• Data listing:

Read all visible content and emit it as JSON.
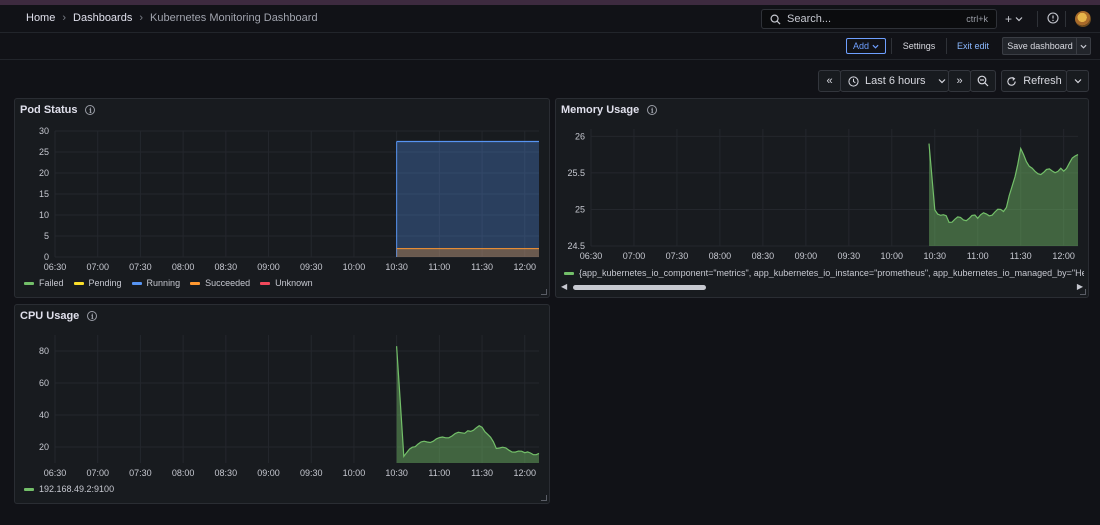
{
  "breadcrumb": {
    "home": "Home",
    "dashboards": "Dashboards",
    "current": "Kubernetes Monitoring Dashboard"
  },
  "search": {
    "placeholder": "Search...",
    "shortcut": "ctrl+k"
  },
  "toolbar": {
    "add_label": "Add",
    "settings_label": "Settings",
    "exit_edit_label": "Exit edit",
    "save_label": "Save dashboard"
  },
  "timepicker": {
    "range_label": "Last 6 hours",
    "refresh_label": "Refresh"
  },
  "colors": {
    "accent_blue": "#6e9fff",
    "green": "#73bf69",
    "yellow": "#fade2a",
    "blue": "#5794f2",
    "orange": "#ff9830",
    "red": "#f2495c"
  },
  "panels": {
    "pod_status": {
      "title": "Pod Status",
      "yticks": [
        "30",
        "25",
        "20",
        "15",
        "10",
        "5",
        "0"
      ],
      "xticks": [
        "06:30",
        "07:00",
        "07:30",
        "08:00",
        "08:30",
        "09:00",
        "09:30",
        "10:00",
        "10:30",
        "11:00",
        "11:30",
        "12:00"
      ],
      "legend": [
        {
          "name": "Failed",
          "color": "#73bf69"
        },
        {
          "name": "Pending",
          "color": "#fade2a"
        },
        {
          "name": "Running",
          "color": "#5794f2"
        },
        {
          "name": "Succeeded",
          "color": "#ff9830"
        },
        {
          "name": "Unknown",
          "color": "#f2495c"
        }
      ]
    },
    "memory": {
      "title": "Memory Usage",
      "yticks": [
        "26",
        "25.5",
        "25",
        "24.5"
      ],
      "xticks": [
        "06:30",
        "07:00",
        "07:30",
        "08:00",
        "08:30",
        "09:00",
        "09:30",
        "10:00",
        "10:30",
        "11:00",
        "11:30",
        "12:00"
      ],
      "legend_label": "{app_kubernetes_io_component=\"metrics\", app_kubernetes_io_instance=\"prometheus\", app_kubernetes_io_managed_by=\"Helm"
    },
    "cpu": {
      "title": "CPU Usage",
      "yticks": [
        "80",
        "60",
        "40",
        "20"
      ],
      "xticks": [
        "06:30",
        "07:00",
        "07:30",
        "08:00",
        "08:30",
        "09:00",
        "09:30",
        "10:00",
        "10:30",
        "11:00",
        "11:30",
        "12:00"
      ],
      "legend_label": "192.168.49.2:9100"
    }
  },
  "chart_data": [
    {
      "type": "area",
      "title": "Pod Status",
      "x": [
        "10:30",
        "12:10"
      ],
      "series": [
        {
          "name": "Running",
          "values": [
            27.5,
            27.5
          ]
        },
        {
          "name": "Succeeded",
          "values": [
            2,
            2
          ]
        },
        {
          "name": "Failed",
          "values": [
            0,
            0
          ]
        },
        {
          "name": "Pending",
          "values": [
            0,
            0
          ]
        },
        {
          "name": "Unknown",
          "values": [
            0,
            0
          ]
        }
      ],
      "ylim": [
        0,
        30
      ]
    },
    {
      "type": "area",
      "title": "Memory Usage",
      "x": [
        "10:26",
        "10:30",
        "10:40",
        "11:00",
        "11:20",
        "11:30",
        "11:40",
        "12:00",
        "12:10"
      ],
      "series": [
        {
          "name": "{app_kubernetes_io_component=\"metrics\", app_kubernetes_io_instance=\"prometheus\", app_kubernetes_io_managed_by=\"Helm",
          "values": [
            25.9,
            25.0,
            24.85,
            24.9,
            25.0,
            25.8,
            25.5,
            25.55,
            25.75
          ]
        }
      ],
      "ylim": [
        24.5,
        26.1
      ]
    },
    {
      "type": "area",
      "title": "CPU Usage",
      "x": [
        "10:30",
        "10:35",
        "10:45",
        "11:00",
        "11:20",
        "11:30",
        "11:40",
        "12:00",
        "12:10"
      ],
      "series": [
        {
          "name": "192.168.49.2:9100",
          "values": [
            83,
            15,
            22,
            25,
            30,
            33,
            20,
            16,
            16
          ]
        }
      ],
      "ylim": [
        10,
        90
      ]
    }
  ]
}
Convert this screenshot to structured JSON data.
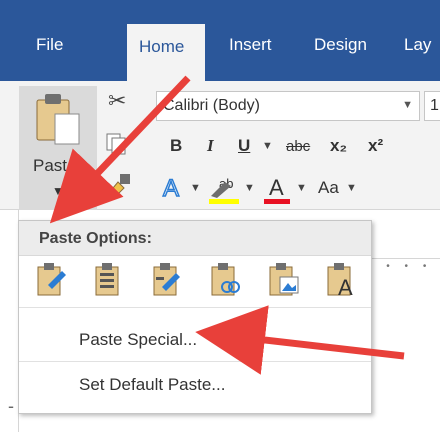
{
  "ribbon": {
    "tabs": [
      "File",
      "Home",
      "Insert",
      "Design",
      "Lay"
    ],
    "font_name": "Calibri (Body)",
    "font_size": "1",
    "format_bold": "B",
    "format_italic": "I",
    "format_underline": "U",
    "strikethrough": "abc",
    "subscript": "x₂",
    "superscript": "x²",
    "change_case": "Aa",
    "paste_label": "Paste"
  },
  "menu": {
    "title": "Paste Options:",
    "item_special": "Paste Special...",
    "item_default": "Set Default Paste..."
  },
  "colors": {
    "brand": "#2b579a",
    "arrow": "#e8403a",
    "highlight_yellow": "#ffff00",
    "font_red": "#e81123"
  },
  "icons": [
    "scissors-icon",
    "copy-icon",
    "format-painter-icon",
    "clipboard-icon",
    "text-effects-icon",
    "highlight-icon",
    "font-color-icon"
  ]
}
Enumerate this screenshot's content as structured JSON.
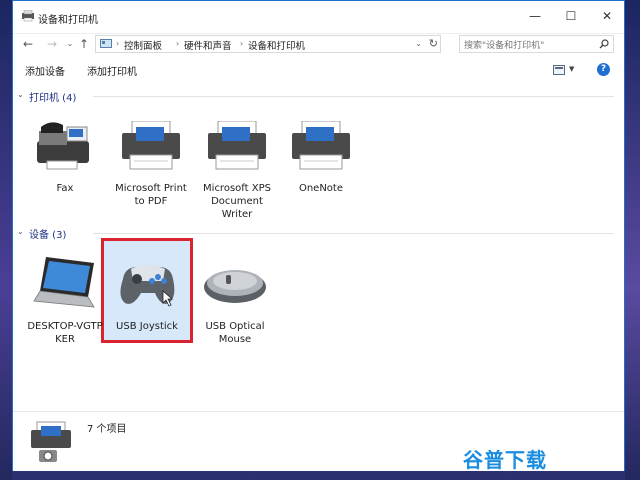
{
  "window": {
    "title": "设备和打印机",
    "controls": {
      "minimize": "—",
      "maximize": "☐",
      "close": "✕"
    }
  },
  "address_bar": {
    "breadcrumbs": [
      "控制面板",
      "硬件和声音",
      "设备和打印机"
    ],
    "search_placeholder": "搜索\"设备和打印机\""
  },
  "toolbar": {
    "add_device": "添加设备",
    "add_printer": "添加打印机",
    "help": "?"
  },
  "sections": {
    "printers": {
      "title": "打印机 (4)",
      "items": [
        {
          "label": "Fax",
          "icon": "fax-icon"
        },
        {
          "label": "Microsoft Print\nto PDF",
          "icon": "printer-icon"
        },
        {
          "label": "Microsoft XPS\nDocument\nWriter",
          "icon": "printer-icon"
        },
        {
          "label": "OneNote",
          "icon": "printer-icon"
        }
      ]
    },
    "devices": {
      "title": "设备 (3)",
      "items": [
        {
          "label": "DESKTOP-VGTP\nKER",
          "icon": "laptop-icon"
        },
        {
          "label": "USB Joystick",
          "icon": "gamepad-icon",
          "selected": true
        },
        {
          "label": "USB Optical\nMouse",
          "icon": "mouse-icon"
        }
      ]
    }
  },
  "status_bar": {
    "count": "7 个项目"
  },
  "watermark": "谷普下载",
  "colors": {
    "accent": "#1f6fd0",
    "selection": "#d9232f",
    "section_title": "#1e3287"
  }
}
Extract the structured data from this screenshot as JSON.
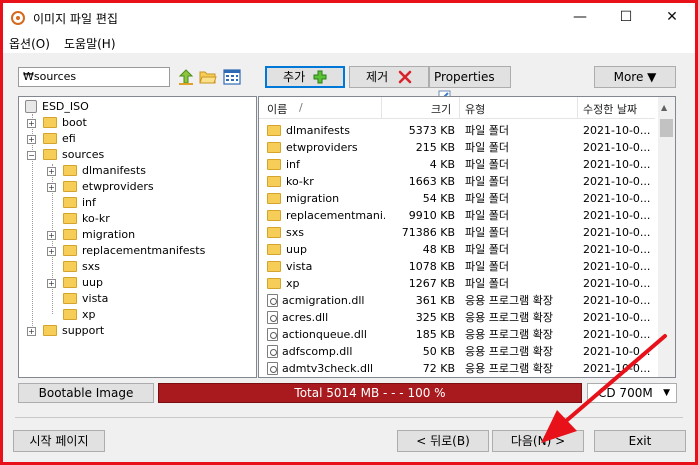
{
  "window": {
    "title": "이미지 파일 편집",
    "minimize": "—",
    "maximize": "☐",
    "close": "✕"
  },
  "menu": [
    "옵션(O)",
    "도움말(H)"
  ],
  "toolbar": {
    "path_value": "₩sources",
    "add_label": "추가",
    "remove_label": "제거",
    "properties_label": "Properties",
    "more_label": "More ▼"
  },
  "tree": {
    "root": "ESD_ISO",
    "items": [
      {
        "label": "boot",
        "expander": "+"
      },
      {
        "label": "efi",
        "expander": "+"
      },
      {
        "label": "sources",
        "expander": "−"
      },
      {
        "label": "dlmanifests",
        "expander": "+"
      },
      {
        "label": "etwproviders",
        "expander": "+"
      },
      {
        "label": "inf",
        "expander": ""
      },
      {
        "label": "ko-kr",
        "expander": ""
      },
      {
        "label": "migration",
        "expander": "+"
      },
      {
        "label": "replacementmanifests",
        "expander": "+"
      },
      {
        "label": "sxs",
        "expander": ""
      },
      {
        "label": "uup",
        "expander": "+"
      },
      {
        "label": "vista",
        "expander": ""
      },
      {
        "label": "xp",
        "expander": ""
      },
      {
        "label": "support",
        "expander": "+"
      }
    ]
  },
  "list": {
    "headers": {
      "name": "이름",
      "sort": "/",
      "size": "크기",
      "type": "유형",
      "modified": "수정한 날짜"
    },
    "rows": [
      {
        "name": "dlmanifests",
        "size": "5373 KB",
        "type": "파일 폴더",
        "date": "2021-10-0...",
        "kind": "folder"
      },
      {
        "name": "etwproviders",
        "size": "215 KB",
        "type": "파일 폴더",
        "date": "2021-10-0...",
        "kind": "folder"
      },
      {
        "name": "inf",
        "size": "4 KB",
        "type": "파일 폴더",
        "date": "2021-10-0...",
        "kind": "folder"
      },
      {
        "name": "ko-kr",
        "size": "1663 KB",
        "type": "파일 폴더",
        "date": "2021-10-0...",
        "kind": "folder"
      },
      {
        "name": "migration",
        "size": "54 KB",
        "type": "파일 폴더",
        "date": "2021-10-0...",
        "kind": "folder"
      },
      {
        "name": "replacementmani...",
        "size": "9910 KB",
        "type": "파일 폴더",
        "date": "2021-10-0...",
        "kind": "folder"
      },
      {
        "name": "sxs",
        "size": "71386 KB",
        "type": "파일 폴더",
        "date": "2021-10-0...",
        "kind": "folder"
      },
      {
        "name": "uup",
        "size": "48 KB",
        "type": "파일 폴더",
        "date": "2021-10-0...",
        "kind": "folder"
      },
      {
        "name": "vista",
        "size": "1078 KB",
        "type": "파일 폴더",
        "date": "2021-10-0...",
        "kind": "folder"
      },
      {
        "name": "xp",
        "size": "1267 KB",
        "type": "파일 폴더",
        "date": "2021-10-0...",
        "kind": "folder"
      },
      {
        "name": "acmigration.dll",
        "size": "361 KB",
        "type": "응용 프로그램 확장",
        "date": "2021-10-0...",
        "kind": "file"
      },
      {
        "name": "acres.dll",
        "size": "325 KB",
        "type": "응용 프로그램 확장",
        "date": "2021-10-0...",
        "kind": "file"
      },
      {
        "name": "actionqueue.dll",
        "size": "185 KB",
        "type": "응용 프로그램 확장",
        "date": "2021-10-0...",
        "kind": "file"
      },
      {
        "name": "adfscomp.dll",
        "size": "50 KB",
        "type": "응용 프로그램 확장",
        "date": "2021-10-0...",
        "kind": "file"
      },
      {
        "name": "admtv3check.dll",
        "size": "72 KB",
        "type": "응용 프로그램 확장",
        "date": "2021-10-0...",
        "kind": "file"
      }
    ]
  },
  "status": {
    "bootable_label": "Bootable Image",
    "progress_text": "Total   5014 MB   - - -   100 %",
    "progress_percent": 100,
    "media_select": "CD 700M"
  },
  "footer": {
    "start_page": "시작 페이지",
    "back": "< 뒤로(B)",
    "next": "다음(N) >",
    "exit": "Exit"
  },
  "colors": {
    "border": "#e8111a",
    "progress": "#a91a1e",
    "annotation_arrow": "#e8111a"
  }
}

• Work to complete: Pick out the lines that have the word "structured". Copy them all.

• Full response:
Convert this screenshot to structured JSON data.
Enumerate this screenshot's content as structured JSON.
Extract the structured data from this screenshot as JSON.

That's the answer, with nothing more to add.